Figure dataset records
# # # # #
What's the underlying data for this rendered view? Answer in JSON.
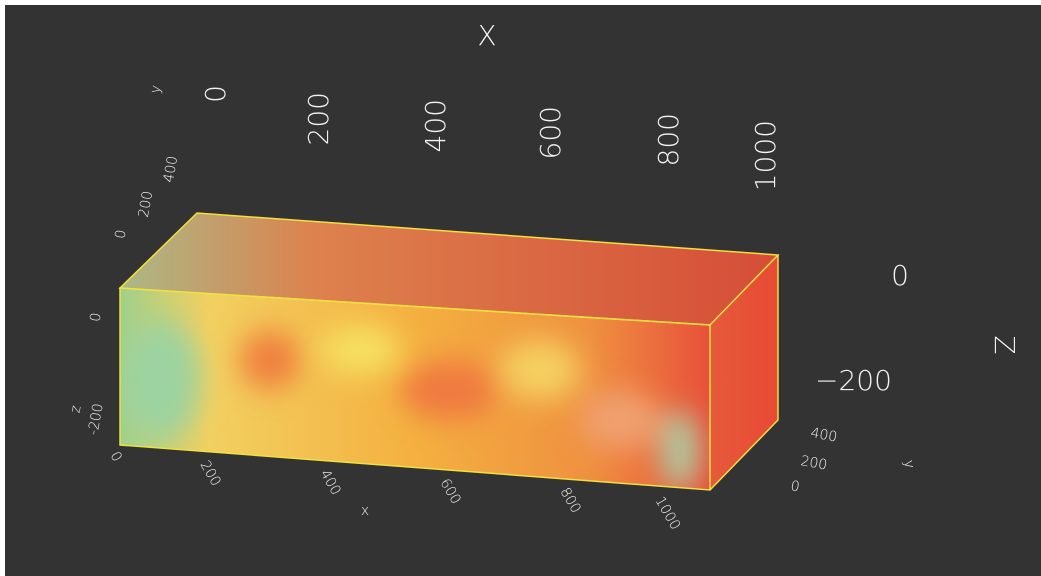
{
  "top_axis": {
    "title": "X",
    "ticks": [
      "0",
      "200",
      "400",
      "600",
      "800",
      "1000"
    ]
  },
  "right_z_axis": {
    "title": "Z",
    "ticks": [
      "0",
      "−200"
    ]
  },
  "right_y_axis": {
    "title": "y",
    "ticks": [
      "0",
      "200",
      "400"
    ]
  },
  "left_y_axis": {
    "title": "y",
    "ticks": [
      "0",
      "200",
      "400"
    ]
  },
  "bottom_x_axis": {
    "title": "x",
    "ticks": [
      "0",
      "200",
      "400",
      "600",
      "800",
      "1000"
    ]
  },
  "left_z_axis": {
    "title": "z",
    "ticks": [
      "0",
      "-200"
    ]
  }
}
# # # # #
» **Exercise prompt**
Only a number is expected here: the count of lines in the listing that hold the string "title".

» **The solution**
6